>> Begin Record list
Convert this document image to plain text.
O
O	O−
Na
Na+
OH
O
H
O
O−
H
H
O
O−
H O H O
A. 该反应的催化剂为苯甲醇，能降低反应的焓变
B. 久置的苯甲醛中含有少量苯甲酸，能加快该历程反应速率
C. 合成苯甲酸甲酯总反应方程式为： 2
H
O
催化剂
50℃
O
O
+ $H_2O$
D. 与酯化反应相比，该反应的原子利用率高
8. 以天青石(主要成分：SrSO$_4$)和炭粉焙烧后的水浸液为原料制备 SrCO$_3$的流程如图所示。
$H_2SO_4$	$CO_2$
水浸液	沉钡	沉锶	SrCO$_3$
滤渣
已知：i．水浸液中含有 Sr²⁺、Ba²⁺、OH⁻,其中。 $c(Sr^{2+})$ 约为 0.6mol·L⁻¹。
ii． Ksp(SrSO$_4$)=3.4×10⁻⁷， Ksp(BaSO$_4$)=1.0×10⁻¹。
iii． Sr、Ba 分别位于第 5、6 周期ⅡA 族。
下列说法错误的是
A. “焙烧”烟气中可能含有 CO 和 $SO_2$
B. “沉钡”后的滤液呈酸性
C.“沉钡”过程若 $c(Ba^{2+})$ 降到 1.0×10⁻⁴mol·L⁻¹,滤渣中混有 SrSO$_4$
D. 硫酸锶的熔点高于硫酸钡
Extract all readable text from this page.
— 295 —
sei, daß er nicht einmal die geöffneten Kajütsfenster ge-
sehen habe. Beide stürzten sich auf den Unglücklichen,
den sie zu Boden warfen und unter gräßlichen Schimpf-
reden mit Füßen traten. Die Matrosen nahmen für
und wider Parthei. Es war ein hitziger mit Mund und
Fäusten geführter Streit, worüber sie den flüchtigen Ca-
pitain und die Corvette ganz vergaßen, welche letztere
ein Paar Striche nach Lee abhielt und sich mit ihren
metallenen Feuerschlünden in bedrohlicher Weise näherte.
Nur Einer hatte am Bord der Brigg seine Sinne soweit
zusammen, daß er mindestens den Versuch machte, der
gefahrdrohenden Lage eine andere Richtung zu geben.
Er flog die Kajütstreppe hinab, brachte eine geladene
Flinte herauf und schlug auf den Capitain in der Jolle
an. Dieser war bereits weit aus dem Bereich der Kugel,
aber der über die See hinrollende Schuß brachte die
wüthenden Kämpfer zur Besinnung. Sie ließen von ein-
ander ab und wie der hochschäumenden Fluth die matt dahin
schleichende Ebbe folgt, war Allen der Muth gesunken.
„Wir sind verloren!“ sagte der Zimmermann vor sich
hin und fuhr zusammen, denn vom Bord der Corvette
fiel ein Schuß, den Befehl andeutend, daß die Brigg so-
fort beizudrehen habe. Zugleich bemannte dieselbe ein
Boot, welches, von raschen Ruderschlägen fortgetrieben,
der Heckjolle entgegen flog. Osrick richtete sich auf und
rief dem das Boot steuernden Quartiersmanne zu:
>> End Record list
- _Your instructions_
Write each line above out exactly.

- _Answer below_
Convert this document image to plain text.
O
O	O−
Na
Na+
OH
O
H
O
O−
H
H
O
O−
H O H O
A. 该反应的催化剂为苯甲醇，能降低反应的焓变
B. 久置的苯甲醛中含有少量苯甲酸，能加快该历程反应速率
C. 合成苯甲酸甲酯总反应方程式为： 2
H
O
催化剂
50℃
O
O
+ $H_2O$
D. 与酯化反应相比，该反应的原子利用率高
8. 以天青石(主要成分：SrSO$_4$)和炭粉焙烧后的水浸液为原料制备 SrCO$_3$的流程如图所示。
$H_2SO_4$	$CO_2$
水浸液	沉钡	沉锶	SrCO$_3$
滤渣
已知：i．水浸液中含有 Sr²⁺、Ba²⁺、OH⁻,其中。 $c(Sr^{2+})$ 约为 0.6mol·L⁻¹。
ii． Ksp(SrSO$_4$)=3.4×10⁻⁷， Ksp(BaSO$_4$)=1.0×10⁻¹。
iii． Sr、Ba 分别位于第 5、6 周期ⅡA 族。
下列说法错误的是
A. “焙烧”烟气中可能含有 CO 和 $SO_2$
B. “沉钡”后的滤液呈酸性
C.“沉钡”过程若 $c(Ba^{2+})$ 降到 1.0×10⁻⁴mol·L⁻¹,滤渣中混有 SrSO$_4$
D. 硫酸锶的熔点高于硫酸钡
Extract all readable text from this page.
— 295 —
sei, daß er nicht einmal die geöffneten Kajütsfenster ge-
sehen habe. Beide stürzten sich auf den Unglücklichen,
den sie zu Boden warfen und unter gräßlichen Schimpf-
reden mit Füßen traten. Die Matrosen nahmen für
und wider Parthei. Es war ein hitziger mit Mund und
Fäusten geführter Streit, worüber sie den flüchtigen Ca-
pitain und die Corvette ganz vergaßen, welche letztere
ein Paar Striche nach Lee abhielt und sich mit ihren
metallenen Feuerschlünden in bedrohlicher Weise näherte.
Nur Einer hatte am Bord der Brigg seine Sinne soweit
zusammen, daß er mindestens den Versuch machte, der
gefahrdrohenden Lage eine andere Richtung zu geben.
Er flog die Kajütstreppe hinab, brachte eine geladene
Flinte herauf und schlug auf den Capitain in der Jolle
an. Dieser war bereits weit aus dem Bereich der Kugel,
aber der über die See hinrollende Schuß brachte die
wüthenden Kämpfer zur Besinnung. Sie ließen von ein-
ander ab und wie der hochschäumenden Fluth die matt dahin
schleichende Ebbe folgt, war Allen der Muth gesunken.
„Wir sind verloren!“ sagte der Zimmermann vor sich
hin und fuhr zusammen, denn vom Bord der Corvette
fiel ein Schuß, den Befehl andeutend, daß die Brigg so-
fort beizudrehen habe. Zugleich bemannte dieselbe ein
Boot, welches, von raschen Ruderschlägen fortgetrieben,
der Heckjolle entgegen flog. Osrick richtete sich auf und
rief dem das Boot steuernden Quartiersmanne zu:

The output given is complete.